→ TASK TO COMPLETE: Every line in the data below that has the word "dependency" should be returned.

→ RECORDS TO USE:
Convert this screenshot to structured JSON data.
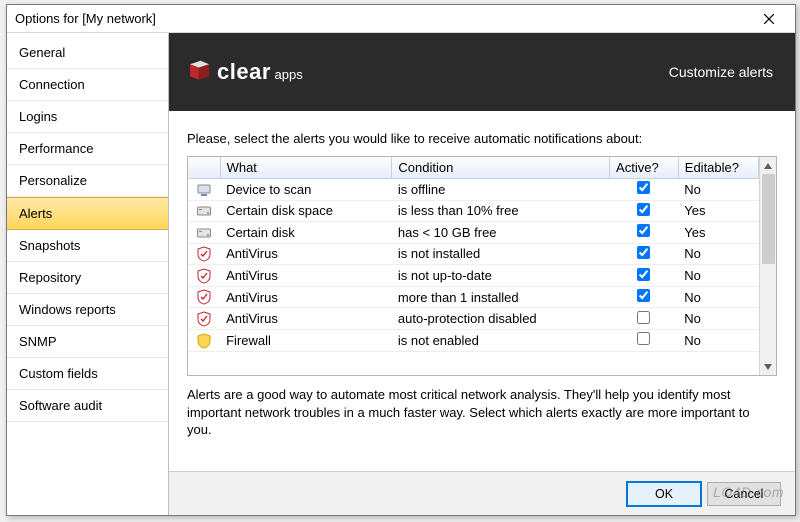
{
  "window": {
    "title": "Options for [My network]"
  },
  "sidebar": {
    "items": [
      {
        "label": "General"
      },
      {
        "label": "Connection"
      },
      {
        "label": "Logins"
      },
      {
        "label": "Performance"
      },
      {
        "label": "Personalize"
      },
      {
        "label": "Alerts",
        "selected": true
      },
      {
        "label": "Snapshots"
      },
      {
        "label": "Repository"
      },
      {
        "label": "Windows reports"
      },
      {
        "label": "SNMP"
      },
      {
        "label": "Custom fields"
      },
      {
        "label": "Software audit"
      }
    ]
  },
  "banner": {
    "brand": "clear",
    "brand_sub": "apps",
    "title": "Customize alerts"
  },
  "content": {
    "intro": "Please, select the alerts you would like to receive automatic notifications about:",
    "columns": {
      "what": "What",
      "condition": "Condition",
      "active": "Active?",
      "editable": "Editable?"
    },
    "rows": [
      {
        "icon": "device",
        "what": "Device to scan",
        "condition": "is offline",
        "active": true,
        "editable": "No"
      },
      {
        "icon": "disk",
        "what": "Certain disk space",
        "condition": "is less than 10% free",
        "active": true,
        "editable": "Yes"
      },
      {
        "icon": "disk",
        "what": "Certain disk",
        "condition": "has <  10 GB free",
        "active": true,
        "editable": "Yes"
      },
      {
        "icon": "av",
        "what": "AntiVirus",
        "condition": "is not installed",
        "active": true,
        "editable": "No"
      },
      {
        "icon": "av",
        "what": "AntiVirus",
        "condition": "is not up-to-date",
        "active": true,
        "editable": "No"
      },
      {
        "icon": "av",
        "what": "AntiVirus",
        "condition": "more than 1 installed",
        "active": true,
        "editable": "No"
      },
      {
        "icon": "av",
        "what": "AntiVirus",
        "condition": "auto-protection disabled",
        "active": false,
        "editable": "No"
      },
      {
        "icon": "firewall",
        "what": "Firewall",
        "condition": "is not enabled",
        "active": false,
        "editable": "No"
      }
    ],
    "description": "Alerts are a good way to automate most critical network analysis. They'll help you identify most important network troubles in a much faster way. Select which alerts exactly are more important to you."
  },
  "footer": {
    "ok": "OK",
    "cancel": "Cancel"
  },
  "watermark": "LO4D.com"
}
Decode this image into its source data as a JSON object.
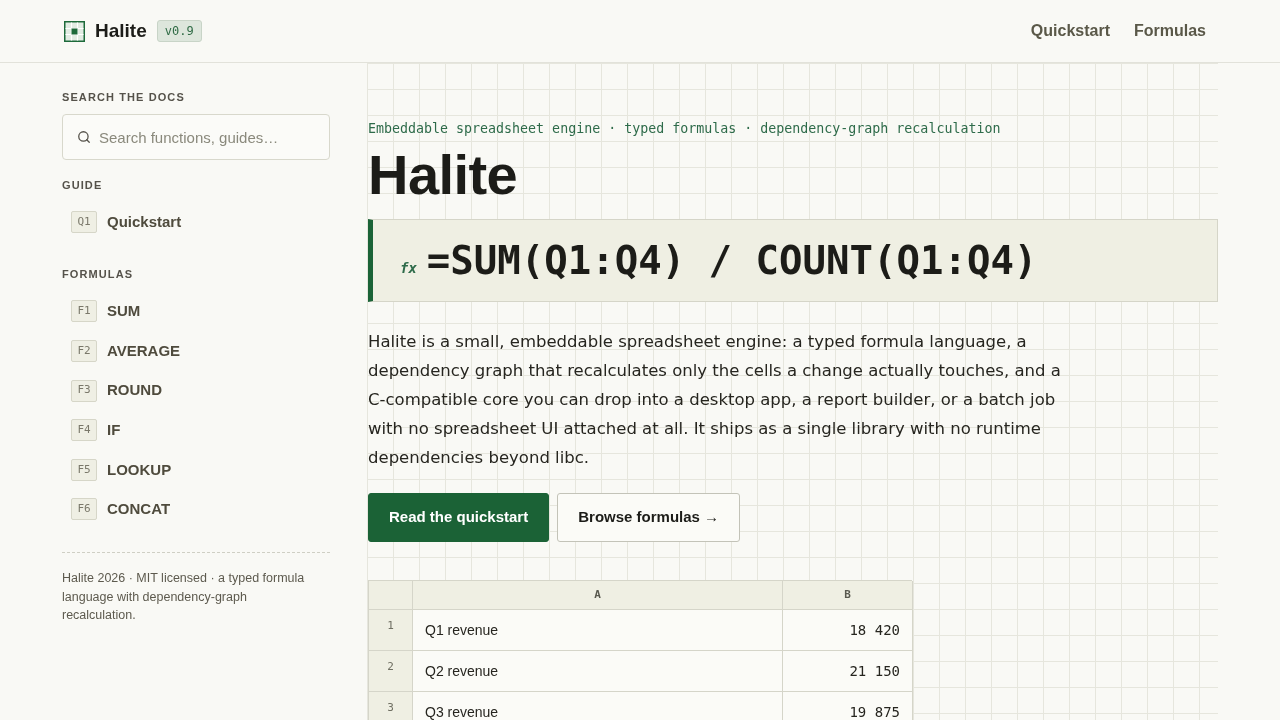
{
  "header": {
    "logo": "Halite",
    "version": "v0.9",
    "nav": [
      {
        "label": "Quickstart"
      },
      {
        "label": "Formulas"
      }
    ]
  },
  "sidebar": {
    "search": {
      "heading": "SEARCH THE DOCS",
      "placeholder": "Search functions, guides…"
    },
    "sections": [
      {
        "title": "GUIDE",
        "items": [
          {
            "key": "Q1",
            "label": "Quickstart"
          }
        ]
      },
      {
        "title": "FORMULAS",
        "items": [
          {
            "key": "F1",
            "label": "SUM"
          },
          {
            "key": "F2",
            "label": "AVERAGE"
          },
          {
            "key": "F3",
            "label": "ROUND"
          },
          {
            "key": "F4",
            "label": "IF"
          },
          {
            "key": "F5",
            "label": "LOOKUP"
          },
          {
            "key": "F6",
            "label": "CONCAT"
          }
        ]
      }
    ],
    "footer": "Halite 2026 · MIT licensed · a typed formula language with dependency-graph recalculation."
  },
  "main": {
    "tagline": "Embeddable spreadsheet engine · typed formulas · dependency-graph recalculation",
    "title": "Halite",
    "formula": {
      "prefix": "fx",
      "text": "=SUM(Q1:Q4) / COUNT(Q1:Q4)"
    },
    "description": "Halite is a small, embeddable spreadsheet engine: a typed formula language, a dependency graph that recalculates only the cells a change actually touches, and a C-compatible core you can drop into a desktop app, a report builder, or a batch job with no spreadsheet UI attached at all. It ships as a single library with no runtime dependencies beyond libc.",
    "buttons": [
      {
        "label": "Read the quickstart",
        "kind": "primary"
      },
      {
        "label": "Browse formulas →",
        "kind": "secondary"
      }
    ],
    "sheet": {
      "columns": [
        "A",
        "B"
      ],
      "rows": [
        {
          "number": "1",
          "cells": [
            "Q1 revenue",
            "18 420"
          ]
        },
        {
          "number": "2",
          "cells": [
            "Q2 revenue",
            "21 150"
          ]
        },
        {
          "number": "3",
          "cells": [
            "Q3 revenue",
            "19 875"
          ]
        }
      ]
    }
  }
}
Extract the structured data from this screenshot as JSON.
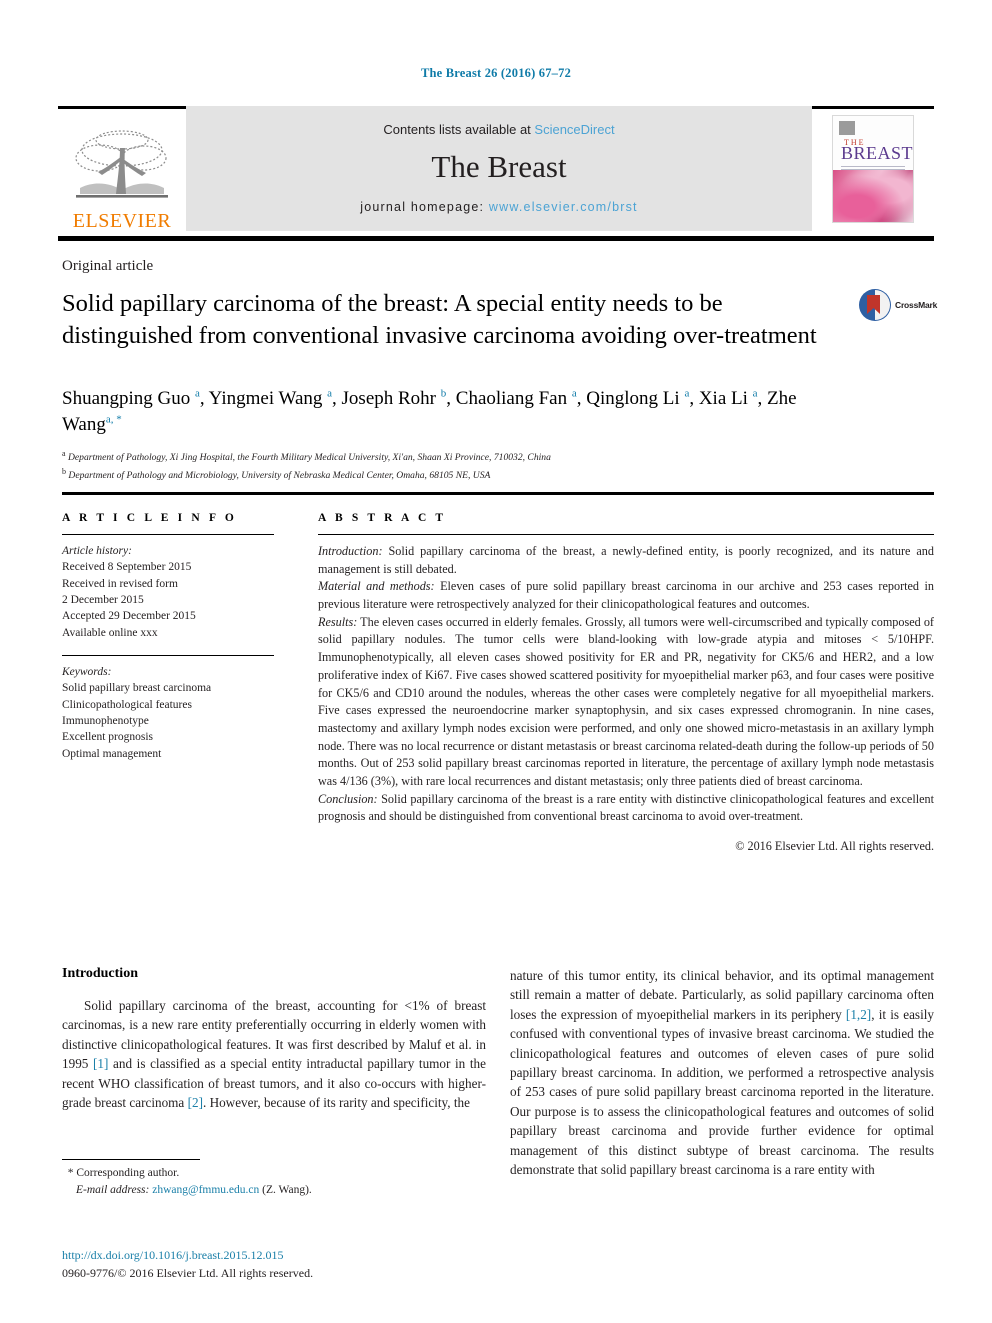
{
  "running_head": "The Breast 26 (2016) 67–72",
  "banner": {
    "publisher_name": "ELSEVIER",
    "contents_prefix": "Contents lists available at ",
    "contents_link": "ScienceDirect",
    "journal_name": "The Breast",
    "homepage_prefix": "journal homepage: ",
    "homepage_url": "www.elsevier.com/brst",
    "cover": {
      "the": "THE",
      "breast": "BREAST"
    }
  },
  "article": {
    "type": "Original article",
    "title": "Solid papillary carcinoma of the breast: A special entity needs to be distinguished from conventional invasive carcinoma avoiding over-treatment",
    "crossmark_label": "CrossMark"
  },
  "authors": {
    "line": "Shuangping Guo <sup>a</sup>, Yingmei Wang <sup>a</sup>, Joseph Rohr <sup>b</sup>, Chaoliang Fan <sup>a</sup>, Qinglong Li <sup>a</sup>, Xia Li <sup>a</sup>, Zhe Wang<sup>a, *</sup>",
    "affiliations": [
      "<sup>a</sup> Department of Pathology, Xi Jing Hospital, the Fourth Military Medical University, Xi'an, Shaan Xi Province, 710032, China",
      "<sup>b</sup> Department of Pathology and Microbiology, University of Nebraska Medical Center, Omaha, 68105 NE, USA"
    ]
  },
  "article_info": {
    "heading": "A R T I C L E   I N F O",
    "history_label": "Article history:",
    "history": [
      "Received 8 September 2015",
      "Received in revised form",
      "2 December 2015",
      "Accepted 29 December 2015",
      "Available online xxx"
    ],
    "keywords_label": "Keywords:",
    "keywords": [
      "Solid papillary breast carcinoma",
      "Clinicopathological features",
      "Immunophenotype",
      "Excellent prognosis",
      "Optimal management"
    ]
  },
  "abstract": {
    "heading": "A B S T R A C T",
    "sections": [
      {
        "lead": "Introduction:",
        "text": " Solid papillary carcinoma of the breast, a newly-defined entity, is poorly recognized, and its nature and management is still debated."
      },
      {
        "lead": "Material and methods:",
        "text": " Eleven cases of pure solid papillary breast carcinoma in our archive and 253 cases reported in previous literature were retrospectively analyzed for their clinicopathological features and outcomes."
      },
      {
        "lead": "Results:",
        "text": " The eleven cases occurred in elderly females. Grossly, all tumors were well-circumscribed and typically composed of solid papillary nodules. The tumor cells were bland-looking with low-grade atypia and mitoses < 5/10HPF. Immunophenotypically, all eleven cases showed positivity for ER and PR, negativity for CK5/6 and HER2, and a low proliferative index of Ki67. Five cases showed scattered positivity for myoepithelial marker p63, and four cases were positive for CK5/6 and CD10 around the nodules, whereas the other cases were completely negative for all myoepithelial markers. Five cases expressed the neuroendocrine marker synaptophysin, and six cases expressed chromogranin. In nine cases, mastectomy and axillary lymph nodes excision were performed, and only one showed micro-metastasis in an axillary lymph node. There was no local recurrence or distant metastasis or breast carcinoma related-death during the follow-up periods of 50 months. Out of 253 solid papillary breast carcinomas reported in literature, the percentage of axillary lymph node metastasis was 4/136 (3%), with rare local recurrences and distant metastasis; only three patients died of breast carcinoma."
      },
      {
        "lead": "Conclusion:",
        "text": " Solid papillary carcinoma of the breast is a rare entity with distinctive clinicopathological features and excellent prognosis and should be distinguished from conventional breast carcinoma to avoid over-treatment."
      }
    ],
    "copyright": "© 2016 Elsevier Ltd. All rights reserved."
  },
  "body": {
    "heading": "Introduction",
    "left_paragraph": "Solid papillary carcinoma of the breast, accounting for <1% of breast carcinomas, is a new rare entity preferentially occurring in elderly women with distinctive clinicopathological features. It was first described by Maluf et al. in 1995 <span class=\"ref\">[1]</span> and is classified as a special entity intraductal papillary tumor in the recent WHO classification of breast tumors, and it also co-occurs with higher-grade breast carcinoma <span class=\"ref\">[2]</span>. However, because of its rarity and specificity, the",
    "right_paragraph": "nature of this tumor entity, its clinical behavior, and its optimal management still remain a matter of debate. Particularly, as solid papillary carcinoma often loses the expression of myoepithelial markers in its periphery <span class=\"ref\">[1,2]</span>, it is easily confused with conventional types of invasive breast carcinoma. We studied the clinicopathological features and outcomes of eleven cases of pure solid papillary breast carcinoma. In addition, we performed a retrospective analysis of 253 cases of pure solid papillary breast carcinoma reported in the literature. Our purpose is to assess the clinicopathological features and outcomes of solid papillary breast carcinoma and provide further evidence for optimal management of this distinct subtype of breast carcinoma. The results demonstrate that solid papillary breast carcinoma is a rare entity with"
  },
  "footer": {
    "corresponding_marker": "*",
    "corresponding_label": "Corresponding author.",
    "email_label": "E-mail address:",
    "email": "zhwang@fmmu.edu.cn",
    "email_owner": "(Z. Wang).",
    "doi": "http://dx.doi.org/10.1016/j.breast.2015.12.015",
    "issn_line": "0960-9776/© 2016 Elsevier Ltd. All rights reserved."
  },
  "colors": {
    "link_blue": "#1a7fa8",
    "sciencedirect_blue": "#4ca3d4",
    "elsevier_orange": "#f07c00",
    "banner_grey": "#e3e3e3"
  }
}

→ EXERCISE RESULT:
    "footer": "Halite 2026 · MIT licensed · a typed formula language with dependency-graph recalculation."
    "tagline": "Embeddable spreadsheet engine · typed formulas · dependency-graph recalculation",
    "description": "Halite is a small, embeddable spreadsheet engine: a typed formula language, a dependency graph that recalculates only the cells a change actually touches, and a C-compatible core you can drop into a desktop app, a report builder, or a batch job with no spreadsheet UI attached at all. It ships as a single library with no runtime dependencies beyond libc.",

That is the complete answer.